Extracts from a graphics dataset
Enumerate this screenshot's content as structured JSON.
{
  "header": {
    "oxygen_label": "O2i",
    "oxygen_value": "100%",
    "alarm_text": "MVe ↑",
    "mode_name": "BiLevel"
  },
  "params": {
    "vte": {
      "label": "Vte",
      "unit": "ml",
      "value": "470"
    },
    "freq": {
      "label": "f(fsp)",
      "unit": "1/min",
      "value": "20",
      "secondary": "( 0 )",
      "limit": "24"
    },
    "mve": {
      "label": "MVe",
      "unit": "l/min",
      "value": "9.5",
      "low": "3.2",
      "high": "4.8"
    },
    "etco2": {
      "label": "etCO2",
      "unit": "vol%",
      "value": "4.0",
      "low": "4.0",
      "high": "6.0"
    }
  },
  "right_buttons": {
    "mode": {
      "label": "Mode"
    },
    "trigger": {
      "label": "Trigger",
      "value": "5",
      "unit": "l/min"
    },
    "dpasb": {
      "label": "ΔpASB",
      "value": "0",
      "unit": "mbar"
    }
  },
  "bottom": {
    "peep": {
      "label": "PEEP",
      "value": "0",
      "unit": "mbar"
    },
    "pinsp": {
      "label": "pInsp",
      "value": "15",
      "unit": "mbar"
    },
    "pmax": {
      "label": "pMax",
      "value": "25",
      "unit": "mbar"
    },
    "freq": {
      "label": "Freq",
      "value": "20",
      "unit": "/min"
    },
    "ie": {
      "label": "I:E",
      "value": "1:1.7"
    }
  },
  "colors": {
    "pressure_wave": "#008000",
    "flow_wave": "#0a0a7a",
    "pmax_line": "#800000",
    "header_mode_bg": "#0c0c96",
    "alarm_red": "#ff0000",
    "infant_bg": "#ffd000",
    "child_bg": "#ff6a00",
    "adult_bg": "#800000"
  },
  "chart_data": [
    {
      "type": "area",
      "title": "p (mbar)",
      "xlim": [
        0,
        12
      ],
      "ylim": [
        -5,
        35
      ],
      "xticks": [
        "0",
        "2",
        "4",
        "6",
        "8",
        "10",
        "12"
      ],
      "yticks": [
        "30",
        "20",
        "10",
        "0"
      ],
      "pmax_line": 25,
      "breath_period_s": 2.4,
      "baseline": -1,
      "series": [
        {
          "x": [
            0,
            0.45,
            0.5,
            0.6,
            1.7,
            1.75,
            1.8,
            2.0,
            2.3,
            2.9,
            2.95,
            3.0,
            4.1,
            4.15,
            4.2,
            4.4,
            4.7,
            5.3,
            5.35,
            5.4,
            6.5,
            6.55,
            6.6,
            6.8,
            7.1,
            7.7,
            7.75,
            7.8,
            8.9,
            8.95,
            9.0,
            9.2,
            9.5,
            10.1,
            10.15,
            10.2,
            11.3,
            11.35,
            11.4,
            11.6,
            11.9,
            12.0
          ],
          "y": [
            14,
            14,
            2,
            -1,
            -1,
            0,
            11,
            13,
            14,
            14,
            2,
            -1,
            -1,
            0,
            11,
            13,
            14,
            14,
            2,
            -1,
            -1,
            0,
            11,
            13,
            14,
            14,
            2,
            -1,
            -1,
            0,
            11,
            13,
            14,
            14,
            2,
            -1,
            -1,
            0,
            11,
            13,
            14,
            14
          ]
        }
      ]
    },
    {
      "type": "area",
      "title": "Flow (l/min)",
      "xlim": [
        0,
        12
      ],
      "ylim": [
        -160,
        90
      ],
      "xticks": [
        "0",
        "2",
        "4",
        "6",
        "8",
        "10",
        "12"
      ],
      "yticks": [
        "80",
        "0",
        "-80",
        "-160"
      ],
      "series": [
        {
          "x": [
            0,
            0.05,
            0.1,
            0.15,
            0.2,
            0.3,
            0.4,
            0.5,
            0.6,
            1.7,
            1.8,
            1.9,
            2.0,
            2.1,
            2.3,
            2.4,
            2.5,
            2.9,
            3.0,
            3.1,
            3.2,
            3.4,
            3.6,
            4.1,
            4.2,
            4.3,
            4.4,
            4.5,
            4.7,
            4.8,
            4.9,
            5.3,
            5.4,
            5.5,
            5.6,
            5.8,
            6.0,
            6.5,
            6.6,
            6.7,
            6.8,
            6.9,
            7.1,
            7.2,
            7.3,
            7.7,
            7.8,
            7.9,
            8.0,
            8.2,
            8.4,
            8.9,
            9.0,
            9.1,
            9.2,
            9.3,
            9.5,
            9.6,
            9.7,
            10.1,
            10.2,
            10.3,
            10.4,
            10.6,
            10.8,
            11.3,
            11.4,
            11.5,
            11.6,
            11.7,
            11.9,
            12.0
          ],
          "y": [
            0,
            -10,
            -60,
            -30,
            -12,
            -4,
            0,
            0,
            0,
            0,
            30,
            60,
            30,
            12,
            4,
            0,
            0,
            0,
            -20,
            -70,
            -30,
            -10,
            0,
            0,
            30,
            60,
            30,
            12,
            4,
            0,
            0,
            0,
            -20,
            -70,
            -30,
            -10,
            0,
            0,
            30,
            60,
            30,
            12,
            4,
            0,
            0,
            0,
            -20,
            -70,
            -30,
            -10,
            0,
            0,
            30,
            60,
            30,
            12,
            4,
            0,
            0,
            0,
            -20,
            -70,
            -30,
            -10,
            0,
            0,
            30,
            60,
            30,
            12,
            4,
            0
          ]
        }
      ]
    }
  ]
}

--- WRITTEN INSTRUCTION ---
Each of the records should be retyped exactly.

--- RESULT FOR THIS EXERCISE ---
Enumerate this screenshot's content as structured JSON.
{
  "header": {
    "oxygen_label": "O2i",
    "oxygen_value": "100%",
    "alarm_text": "MVe ↑",
    "mode_name": "BiLevel"
  },
  "params": {
    "vte": {
      "label": "Vte",
      "unit": "ml",
      "value": "470"
    },
    "freq": {
      "label": "f(fsp)",
      "unit": "1/min",
      "value": "20",
      "secondary": "( 0 )",
      "limit": "24"
    },
    "mve": {
      "label": "MVe",
      "unit": "l/min",
      "value": "9.5",
      "low": "3.2",
      "high": "4.8"
    },
    "etco2": {
      "label": "etCO2",
      "unit": "vol%",
      "value": "4.0",
      "low": "4.0",
      "high": "6.0"
    }
  },
  "right_buttons": {
    "mode": {
      "label": "Mode"
    },
    "trigger": {
      "label": "Trigger",
      "value": "5",
      "unit": "l/min"
    },
    "dpasb": {
      "label": "ΔpASB",
      "value": "0",
      "unit": "mbar"
    }
  },
  "bottom": {
    "peep": {
      "label": "PEEP",
      "value": "0",
      "unit": "mbar"
    },
    "pinsp": {
      "label": "pInsp",
      "value": "15",
      "unit": "mbar"
    },
    "pmax": {
      "label": "pMax",
      "value": "25",
      "unit": "mbar"
    },
    "freq": {
      "label": "Freq",
      "value": "20",
      "unit": "/min"
    },
    "ie": {
      "label": "I:E",
      "value": "1:1.7"
    }
  },
  "colors": {
    "pressure_wave": "#008000",
    "flow_wave": "#0a0a7a",
    "pmax_line": "#800000",
    "header_mode_bg": "#0c0c96",
    "alarm_red": "#ff0000",
    "infant_bg": "#ffd000",
    "child_bg": "#ff6a00",
    "adult_bg": "#800000"
  },
  "chart_data": [
    {
      "type": "area",
      "title": "p (mbar)",
      "xlim": [
        0,
        12
      ],
      "ylim": [
        -5,
        35
      ],
      "xticks": [
        "0",
        "2",
        "4",
        "6",
        "8",
        "10",
        "12"
      ],
      "yticks": [
        "30",
        "20",
        "10",
        "0"
      ],
      "pmax_line": 25,
      "breath_period_s": 2.4,
      "baseline": -1,
      "series": [
        {
          "x": [
            0,
            0.45,
            0.5,
            0.6,
            1.7,
            1.75,
            1.8,
            2.0,
            2.3,
            2.9,
            2.95,
            3.0,
            4.1,
            4.15,
            4.2,
            4.4,
            4.7,
            5.3,
            5.35,
            5.4,
            6.5,
            6.55,
            6.6,
            6.8,
            7.1,
            7.7,
            7.75,
            7.8,
            8.9,
            8.95,
            9.0,
            9.2,
            9.5,
            10.1,
            10.15,
            10.2,
            11.3,
            11.35,
            11.4,
            11.6,
            11.9,
            12.0
          ],
          "y": [
            14,
            14,
            2,
            -1,
            -1,
            0,
            11,
            13,
            14,
            14,
            2,
            -1,
            -1,
            0,
            11,
            13,
            14,
            14,
            2,
            -1,
            -1,
            0,
            11,
            13,
            14,
            14,
            2,
            -1,
            -1,
            0,
            11,
            13,
            14,
            14,
            2,
            -1,
            -1,
            0,
            11,
            13,
            14,
            14
          ]
        }
      ]
    },
    {
      "type": "area",
      "title": "Flow (l/min)",
      "xlim": [
        0,
        12
      ],
      "ylim": [
        -160,
        90
      ],
      "xticks": [
        "0",
        "2",
        "4",
        "6",
        "8",
        "10",
        "12"
      ],
      "yticks": [
        "80",
        "0",
        "-80",
        "-160"
      ],
      "series": [
        {
          "x": [
            0,
            0.05,
            0.1,
            0.15,
            0.2,
            0.3,
            0.4,
            0.5,
            0.6,
            1.7,
            1.8,
            1.9,
            2.0,
            2.1,
            2.3,
            2.4,
            2.5,
            2.9,
            3.0,
            3.1,
            3.2,
            3.4,
            3.6,
            4.1,
            4.2,
            4.3,
            4.4,
            4.5,
            4.7,
            4.8,
            4.9,
            5.3,
            5.4,
            5.5,
            5.6,
            5.8,
            6.0,
            6.5,
            6.6,
            6.7,
            6.8,
            6.9,
            7.1,
            7.2,
            7.3,
            7.7,
            7.8,
            7.9,
            8.0,
            8.2,
            8.4,
            8.9,
            9.0,
            9.1,
            9.2,
            9.3,
            9.5,
            9.6,
            9.7,
            10.1,
            10.2,
            10.3,
            10.4,
            10.6,
            10.8,
            11.3,
            11.4,
            11.5,
            11.6,
            11.7,
            11.9,
            12.0
          ],
          "y": [
            0,
            -10,
            -60,
            -30,
            -12,
            -4,
            0,
            0,
            0,
            0,
            30,
            60,
            30,
            12,
            4,
            0,
            0,
            0,
            -20,
            -70,
            -30,
            -10,
            0,
            0,
            30,
            60,
            30,
            12,
            4,
            0,
            0,
            0,
            -20,
            -70,
            -30,
            -10,
            0,
            0,
            30,
            60,
            30,
            12,
            4,
            0,
            0,
            0,
            -20,
            -70,
            -30,
            -10,
            0,
            0,
            30,
            60,
            30,
            12,
            4,
            0,
            0,
            0,
            -20,
            -70,
            -30,
            -10,
            0,
            0,
            30,
            60,
            30,
            12,
            4,
            0
          ]
        }
      ]
    }
  ]
}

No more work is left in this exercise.